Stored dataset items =

════════

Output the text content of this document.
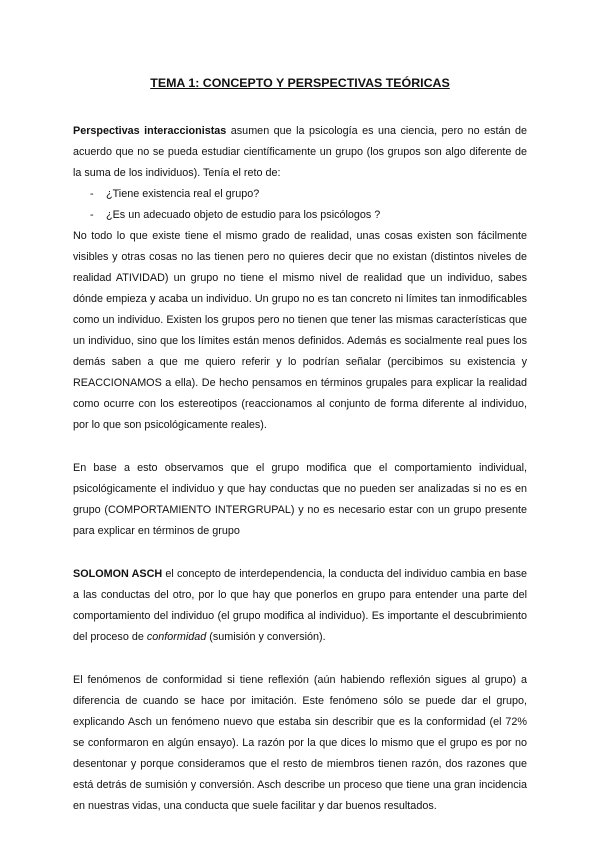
TEMA 1: CONCEPTO Y PERSPECTIVAS TEÓRICAS

Perspectivas interaccionistas asumen que la psicología es una ciencia, pero no están de acuerdo que no se pueda estudiar científicamente un grupo (los grupos son algo diferente de la suma de los individuos). Tenía el reto de:

- ¿Tiene existencia real el grupo?
- ¿Es un adecuado objeto de estudio para los psicólogos ?

No todo lo que existe tiene el mismo grado de realidad, unas cosas existen son fácilmente visibles y otras cosas no las tienen pero no quieres decir que no existan (distintos niveles de realidad ATIVIDAD) un grupo no tiene el mismo nivel de realidad que un individuo, sabes dónde empieza y acaba un individuo. Un grupo no es tan concreto ni límites tan inmodificables como un individuo. Existen los grupos pero no tienen que tener las mismas características que un individuo, sino que los límites están menos definidos. Además es socialmente real pues los demás saben a que me quiero referir y lo podrían señalar (percibimos su existencia y REACCIONAMOS a ella). De hecho pensamos en términos grupales para explicar la realidad como ocurre con los estereotipos (reaccionamos al conjunto de forma diferente al individuo, por lo que son psicológicamente reales).

En base a esto observamos que el grupo modifica que el comportamiento individual, psicológicamente el individuo y que hay conductas que no pueden ser analizadas si no es en grupo (COMPORTAMIENTO INTERGRUPAL) y no es necesario estar con un grupo presente para explicar en términos de grupo

SOLOMON ASCH el concepto de interdependencia, la conducta del individuo cambia en base a las conductas del otro, por lo que hay que ponerlos en grupo para entender una parte del comportamiento del individuo (el grupo modifica al individuo). Es importante el descubrimiento del proceso de conformidad (sumisión y conversión).

El fenómenos de conformidad si tiene reflexión (aún habiendo reflexión sigues al grupo) a diferencia de cuando se hace por imitación. Este fenómeno sólo se puede dar el grupo, explicando Asch un fenómeno nuevo que estaba sin describir que es la conformidad (el 72% se conformaron en algún ensayo). La razón por la que dices lo mismo que el grupo es por no desentonar y porque consideramos que el resto de miembros tienen razón, dos razones que está detrás de sumisión y conversión. Asch describe un proceso que tiene una gran incidencia en nuestras vidas, una conducta que suele facilitar y dar buenos resultados.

════════

TASK GOAL =
Which lines above contain the word "conductas"? Copy each of them.

FULL OUTPUT =
En base a esto observamos que el grupo modifica que el comportamiento individual, psicológicamente el individuo y que hay conductas que no pueden ser analizadas si no es en grupo (COMPORTAMIENTO INTERGRUPAL) y no es necesario estar con un grupo presente para explicar en términos de grupo
SOLOMON ASCH el concepto de interdependencia, la conducta del individuo cambia en base a las conductas del otro, por lo que hay que ponerlos en grupo para entender una parte del comportamiento del individuo (el grupo modifica al individuo). Es importante el descubrimiento del proceso de conformidad (sumisión y conversión).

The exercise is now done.